**WRITTEN EXERCISE:**
Count the rows below that contain the string "network" with the same capitalization, and reply with only that number.

--- START ---

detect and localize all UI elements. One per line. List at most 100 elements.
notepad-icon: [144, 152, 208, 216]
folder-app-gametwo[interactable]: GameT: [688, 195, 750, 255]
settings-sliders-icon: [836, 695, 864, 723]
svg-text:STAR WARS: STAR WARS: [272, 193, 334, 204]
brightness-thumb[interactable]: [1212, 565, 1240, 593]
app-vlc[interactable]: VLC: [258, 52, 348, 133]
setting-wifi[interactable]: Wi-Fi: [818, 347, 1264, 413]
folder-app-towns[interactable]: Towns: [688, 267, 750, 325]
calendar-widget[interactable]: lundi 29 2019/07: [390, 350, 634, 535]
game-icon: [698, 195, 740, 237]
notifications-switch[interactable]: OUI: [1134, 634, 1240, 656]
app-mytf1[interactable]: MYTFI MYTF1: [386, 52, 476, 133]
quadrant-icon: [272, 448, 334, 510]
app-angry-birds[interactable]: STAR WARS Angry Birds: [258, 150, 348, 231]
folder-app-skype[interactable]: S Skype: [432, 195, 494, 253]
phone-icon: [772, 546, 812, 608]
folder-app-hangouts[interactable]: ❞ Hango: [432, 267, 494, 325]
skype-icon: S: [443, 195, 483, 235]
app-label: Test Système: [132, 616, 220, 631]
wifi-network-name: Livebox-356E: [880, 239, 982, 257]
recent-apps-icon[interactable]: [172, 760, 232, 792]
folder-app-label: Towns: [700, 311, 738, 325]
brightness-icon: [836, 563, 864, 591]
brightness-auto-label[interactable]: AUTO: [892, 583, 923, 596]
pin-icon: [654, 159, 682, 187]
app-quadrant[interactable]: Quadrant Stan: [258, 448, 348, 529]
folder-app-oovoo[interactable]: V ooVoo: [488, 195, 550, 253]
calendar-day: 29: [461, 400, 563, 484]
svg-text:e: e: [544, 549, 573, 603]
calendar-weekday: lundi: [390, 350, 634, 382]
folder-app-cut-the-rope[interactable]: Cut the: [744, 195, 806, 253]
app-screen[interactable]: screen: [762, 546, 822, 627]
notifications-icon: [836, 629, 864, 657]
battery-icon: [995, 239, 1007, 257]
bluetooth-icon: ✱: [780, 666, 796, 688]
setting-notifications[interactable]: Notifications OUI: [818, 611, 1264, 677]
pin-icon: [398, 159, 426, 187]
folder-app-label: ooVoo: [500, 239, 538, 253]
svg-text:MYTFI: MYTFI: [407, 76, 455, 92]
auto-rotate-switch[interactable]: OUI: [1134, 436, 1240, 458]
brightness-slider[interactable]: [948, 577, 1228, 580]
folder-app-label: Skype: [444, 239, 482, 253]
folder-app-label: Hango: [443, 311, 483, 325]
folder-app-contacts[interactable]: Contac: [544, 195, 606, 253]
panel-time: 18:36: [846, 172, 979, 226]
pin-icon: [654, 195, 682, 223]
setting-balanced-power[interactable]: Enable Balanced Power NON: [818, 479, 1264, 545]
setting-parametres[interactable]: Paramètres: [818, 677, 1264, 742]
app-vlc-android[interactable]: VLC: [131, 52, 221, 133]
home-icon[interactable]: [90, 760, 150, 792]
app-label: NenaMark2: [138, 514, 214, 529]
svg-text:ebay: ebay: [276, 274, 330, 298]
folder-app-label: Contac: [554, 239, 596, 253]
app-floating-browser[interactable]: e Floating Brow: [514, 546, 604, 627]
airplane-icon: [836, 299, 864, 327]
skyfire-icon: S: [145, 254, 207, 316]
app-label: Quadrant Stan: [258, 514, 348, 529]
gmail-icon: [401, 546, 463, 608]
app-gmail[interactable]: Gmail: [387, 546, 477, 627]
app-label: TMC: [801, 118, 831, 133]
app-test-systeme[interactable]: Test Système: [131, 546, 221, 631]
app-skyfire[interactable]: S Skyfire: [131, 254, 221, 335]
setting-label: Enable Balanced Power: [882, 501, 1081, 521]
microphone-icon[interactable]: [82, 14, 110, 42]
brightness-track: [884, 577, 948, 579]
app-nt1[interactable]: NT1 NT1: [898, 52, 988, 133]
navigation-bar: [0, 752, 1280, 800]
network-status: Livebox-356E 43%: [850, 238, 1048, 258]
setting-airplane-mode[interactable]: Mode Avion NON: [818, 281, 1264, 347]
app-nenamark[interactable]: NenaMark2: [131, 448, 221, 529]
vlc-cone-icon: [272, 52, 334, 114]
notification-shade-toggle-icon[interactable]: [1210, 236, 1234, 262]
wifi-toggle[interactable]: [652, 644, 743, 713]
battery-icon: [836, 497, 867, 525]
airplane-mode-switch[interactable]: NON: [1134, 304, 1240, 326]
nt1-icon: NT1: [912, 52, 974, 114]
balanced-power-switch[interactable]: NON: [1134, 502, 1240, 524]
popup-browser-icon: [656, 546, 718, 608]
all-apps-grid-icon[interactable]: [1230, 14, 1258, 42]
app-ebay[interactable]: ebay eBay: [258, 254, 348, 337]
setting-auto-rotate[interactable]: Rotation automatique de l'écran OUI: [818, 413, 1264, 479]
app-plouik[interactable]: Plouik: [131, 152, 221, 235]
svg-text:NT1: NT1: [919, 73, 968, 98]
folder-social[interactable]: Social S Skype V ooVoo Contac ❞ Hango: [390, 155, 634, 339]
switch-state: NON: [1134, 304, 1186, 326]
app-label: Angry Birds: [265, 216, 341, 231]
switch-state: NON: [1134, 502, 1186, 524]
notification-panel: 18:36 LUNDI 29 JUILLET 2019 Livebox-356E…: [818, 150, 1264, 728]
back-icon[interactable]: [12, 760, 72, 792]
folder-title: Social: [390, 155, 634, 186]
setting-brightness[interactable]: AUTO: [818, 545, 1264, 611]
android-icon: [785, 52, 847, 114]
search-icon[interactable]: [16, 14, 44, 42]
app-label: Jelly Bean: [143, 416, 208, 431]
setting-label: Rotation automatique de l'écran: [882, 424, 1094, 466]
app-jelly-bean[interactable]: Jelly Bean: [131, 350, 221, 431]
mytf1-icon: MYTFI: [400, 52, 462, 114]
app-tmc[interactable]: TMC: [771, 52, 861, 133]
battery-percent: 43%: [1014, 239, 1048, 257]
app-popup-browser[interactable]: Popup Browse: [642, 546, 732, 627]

--- END ---

**WRITTEN REPLY:**
2